Stored items
^^^^^^^^^^^^^^^^
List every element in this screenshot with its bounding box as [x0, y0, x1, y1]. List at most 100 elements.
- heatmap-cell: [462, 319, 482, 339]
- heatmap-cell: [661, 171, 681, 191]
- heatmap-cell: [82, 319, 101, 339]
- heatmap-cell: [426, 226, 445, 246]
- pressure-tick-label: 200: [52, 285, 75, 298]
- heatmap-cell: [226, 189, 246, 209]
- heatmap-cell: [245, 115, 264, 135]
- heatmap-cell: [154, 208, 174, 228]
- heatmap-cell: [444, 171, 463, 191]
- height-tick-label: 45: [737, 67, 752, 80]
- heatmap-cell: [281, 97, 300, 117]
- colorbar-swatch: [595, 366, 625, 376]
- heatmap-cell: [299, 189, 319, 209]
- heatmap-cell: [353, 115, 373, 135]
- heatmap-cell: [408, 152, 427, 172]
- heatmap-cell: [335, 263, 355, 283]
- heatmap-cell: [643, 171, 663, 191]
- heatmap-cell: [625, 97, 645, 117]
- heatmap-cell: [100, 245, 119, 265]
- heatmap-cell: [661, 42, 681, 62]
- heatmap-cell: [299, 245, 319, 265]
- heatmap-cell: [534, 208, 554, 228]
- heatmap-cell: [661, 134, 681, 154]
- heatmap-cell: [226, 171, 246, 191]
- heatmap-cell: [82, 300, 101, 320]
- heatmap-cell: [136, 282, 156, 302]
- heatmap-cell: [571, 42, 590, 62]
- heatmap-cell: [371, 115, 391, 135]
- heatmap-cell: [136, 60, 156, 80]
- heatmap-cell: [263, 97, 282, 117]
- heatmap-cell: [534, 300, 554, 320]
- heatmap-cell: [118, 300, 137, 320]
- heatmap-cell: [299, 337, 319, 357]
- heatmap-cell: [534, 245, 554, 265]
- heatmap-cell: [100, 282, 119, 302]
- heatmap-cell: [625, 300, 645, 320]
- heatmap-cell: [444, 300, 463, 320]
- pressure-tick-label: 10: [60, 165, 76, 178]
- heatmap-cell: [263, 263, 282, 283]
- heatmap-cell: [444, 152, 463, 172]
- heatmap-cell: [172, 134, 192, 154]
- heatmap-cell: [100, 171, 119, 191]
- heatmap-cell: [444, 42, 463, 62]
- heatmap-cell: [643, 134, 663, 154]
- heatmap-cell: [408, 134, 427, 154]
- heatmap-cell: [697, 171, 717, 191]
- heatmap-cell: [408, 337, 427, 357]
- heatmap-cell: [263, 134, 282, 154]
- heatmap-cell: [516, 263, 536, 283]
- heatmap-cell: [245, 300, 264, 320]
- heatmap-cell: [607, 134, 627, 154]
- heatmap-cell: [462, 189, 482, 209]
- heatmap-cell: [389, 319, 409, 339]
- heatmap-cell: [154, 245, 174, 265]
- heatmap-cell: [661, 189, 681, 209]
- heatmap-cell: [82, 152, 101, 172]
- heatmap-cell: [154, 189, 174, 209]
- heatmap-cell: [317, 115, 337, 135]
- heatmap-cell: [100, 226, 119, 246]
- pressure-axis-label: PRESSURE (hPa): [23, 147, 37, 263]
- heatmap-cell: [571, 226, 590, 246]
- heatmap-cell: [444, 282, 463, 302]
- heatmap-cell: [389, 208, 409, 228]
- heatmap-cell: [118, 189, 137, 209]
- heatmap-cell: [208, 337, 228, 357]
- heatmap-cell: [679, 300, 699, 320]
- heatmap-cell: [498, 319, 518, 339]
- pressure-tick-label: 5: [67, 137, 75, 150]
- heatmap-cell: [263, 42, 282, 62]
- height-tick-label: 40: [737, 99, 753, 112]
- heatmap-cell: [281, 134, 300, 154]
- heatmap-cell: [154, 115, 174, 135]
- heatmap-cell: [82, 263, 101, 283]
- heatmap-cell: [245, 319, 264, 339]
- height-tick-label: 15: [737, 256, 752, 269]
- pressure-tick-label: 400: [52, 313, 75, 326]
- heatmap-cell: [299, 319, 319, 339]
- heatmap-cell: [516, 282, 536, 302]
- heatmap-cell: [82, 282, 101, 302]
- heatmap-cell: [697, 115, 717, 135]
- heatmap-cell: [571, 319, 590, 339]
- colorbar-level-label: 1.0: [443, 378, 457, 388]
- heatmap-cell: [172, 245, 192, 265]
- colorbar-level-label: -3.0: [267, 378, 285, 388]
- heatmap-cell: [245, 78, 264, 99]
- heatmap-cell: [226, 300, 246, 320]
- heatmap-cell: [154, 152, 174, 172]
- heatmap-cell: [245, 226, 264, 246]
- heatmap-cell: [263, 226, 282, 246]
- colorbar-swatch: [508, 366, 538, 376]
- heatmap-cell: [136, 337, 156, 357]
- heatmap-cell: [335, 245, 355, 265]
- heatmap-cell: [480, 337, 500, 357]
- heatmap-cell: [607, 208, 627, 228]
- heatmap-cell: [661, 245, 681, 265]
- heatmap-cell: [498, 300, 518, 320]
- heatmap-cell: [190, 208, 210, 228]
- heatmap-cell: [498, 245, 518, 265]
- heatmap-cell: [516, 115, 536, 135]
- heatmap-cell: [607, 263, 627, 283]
^^^^^^^^^^^^^^^^
■ **STATED PROBLEM**
Reproduce every line of the data above word for word, keeping the same order.

■ **COMPLETE ANSWER**
List every element in this screenshot with its bounding box as [x0, y0, x1, y1]. List at most 100 elements.
- heatmap-cell: [462, 319, 482, 339]
- heatmap-cell: [661, 171, 681, 191]
- heatmap-cell: [82, 319, 101, 339]
- heatmap-cell: [426, 226, 445, 246]
- pressure-tick-label: 200: [52, 285, 75, 298]
- heatmap-cell: [226, 189, 246, 209]
- heatmap-cell: [245, 115, 264, 135]
- heatmap-cell: [154, 208, 174, 228]
- heatmap-cell: [444, 171, 463, 191]
- height-tick-label: 45: [737, 67, 752, 80]
- heatmap-cell: [281, 97, 300, 117]
- colorbar-swatch: [595, 366, 625, 376]
- heatmap-cell: [299, 189, 319, 209]
- heatmap-cell: [353, 115, 373, 135]
- heatmap-cell: [408, 152, 427, 172]
- heatmap-cell: [335, 263, 355, 283]
- heatmap-cell: [643, 171, 663, 191]
- heatmap-cell: [625, 97, 645, 117]
- heatmap-cell: [100, 245, 119, 265]
- heatmap-cell: [661, 42, 681, 62]
- heatmap-cell: [299, 245, 319, 265]
- heatmap-cell: [534, 208, 554, 228]
- heatmap-cell: [661, 134, 681, 154]
- heatmap-cell: [226, 171, 246, 191]
- heatmap-cell: [82, 300, 101, 320]
- heatmap-cell: [136, 282, 156, 302]
- heatmap-cell: [571, 42, 590, 62]
- heatmap-cell: [371, 115, 391, 135]
- heatmap-cell: [136, 60, 156, 80]
- heatmap-cell: [263, 97, 282, 117]
- heatmap-cell: [534, 300, 554, 320]
- heatmap-cell: [118, 300, 137, 320]
- heatmap-cell: [299, 337, 319, 357]
- heatmap-cell: [534, 245, 554, 265]
- heatmap-cell: [100, 282, 119, 302]
- heatmap-cell: [625, 300, 645, 320]
- heatmap-cell: [444, 300, 463, 320]
- pressure-tick-label: 10: [60, 165, 76, 178]
- heatmap-cell: [263, 263, 282, 283]
- heatmap-cell: [444, 152, 463, 172]
- heatmap-cell: [172, 134, 192, 154]
- heatmap-cell: [100, 171, 119, 191]
- heatmap-cell: [444, 42, 463, 62]
- heatmap-cell: [643, 134, 663, 154]
- heatmap-cell: [408, 134, 427, 154]
- heatmap-cell: [697, 171, 717, 191]
- heatmap-cell: [408, 337, 427, 357]
- heatmap-cell: [263, 134, 282, 154]
- heatmap-cell: [516, 263, 536, 283]
- heatmap-cell: [245, 300, 264, 320]
- heatmap-cell: [607, 134, 627, 154]
- heatmap-cell: [462, 189, 482, 209]
- heatmap-cell: [389, 319, 409, 339]
- heatmap-cell: [154, 245, 174, 265]
- heatmap-cell: [661, 189, 681, 209]
- heatmap-cell: [82, 152, 101, 172]
- heatmap-cell: [154, 189, 174, 209]
- heatmap-cell: [317, 115, 337, 135]
- heatmap-cell: [100, 226, 119, 246]
- pressure-axis-label: PRESSURE (hPa): [23, 147, 37, 263]
- heatmap-cell: [571, 226, 590, 246]
- heatmap-cell: [444, 282, 463, 302]
- heatmap-cell: [389, 208, 409, 228]
- heatmap-cell: [118, 189, 137, 209]
- heatmap-cell: [208, 337, 228, 357]
- heatmap-cell: [679, 300, 699, 320]
- heatmap-cell: [498, 319, 518, 339]
- pressure-tick-label: 5: [67, 137, 75, 150]
- heatmap-cell: [263, 42, 282, 62]
- height-tick-label: 40: [737, 99, 753, 112]
- heatmap-cell: [281, 134, 300, 154]
- heatmap-cell: [154, 115, 174, 135]
- heatmap-cell: [82, 263, 101, 283]
- heatmap-cell: [245, 319, 264, 339]
- height-tick-label: 15: [737, 256, 752, 269]
- pressure-tick-label: 400: [52, 313, 75, 326]
- heatmap-cell: [299, 319, 319, 339]
- heatmap-cell: [516, 282, 536, 302]
- heatmap-cell: [82, 282, 101, 302]
- heatmap-cell: [697, 115, 717, 135]
- heatmap-cell: [571, 319, 590, 339]
- colorbar-level-label: 1.0: [443, 378, 457, 388]
- heatmap-cell: [172, 245, 192, 265]
- colorbar-level-label: -3.0: [267, 378, 285, 388]
- heatmap-cell: [245, 78, 264, 99]
- heatmap-cell: [226, 300, 246, 320]
- heatmap-cell: [154, 152, 174, 172]
- heatmap-cell: [245, 226, 264, 246]
- heatmap-cell: [263, 226, 282, 246]
- colorbar-swatch: [508, 366, 538, 376]
- heatmap-cell: [136, 337, 156, 357]
- heatmap-cell: [335, 245, 355, 265]
- heatmap-cell: [480, 337, 500, 357]
- heatmap-cell: [607, 208, 627, 228]
- heatmap-cell: [661, 245, 681, 265]
- heatmap-cell: [498, 300, 518, 320]
- heatmap-cell: [190, 208, 210, 228]
- heatmap-cell: [498, 245, 518, 265]
- heatmap-cell: [516, 115, 536, 135]
- heatmap-cell: [607, 263, 627, 283]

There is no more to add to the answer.